Output each line exactly as it appears, skipping any embedded picture.

-- START Records supplied --

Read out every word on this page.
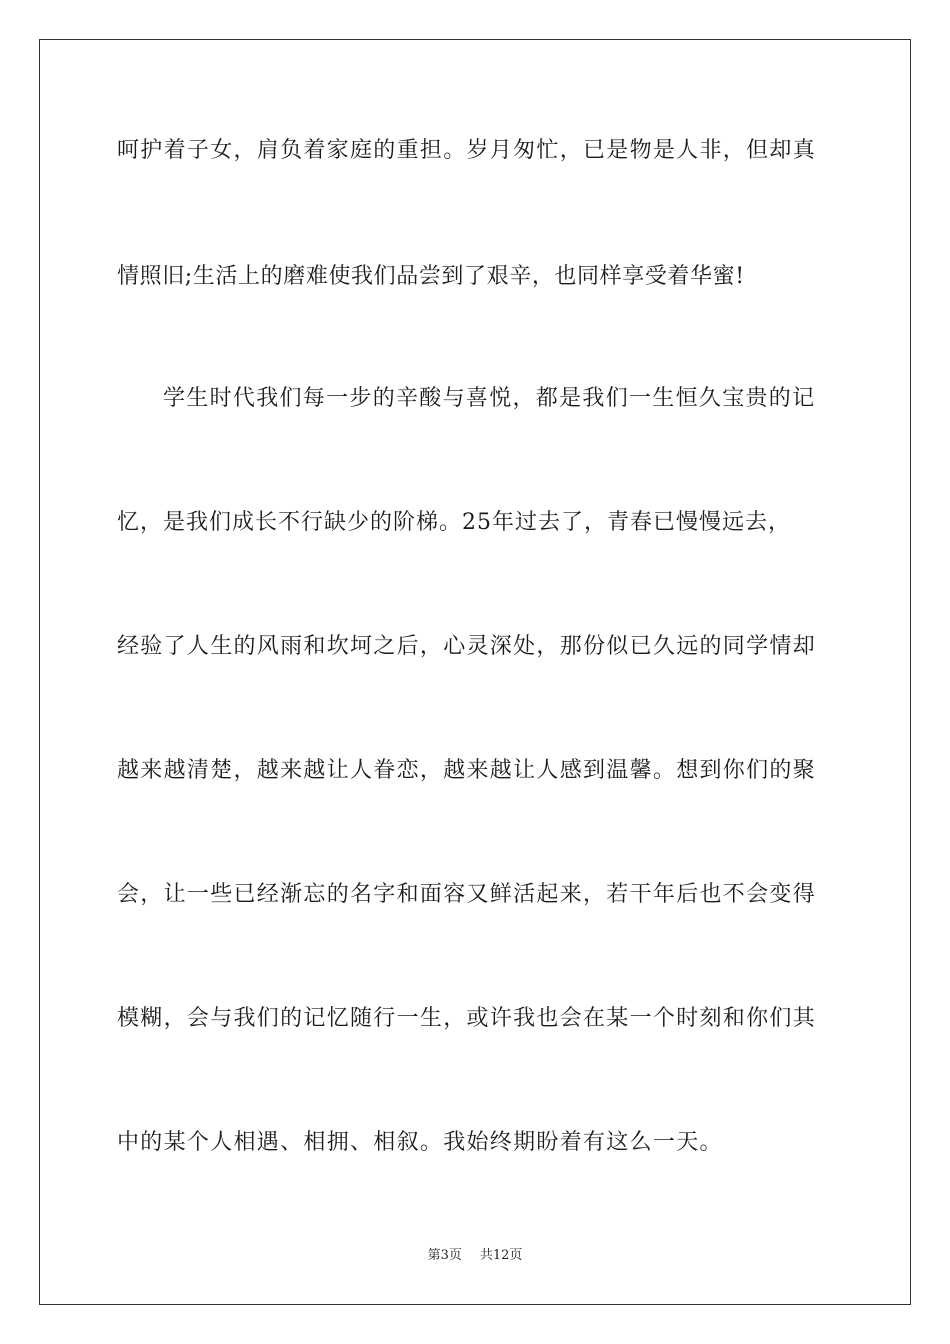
呵护着子女，肩负着家庭的重担。岁月匆忙，已是物是人非，但却真
情照旧;生活上的磨难使我们品尝到了艰辛，也同样享受着华蜜!
学生时代我们每一步的辛酸与喜悦，都是我们一生恒久宝贵的记
忆，是我们成长不行缺少的阶梯。25年过去了，青春已慢慢远去，
经验了人生的风雨和坎坷之后，心灵深处，那份似已久远的同学情却
越来越清楚，越来越让人眷恋，越来越让人感到温馨。想到你们的聚
会，让一些已经渐忘的名字和面容又鲜活起来，若干年后也不会变得
模糊，会与我们的记忆随行一生，或许我也会在某一个时刻和你们其
中的某个人相遇、相拥、相叙。我始终期盼着有这么一天。
第3页 共12页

-- END Records supplied --

Task solution:
Read out every word on this page.
呵护着子女，肩负着家庭的重担。岁月匆忙，已是物是人非，但却真
情照旧;生活上的磨难使我们品尝到了艰辛，也同样享受着华蜜!
学生时代我们每一步的辛酸与喜悦，都是我们一生恒久宝贵的记
忆，是我们成长不行缺少的阶梯。25年过去了，青春已慢慢远去，
经验了人生的风雨和坎坷之后，心灵深处，那份似已久远的同学情却
越来越清楚，越来越让人眷恋，越来越让人感到温馨。想到你们的聚
会，让一些已经渐忘的名字和面容又鲜活起来，若干年后也不会变得
模糊，会与我们的记忆随行一生，或许我也会在某一个时刻和你们其
中的某个人相遇、相拥、相叙。我始终期盼着有这么一天。
第3页 共12页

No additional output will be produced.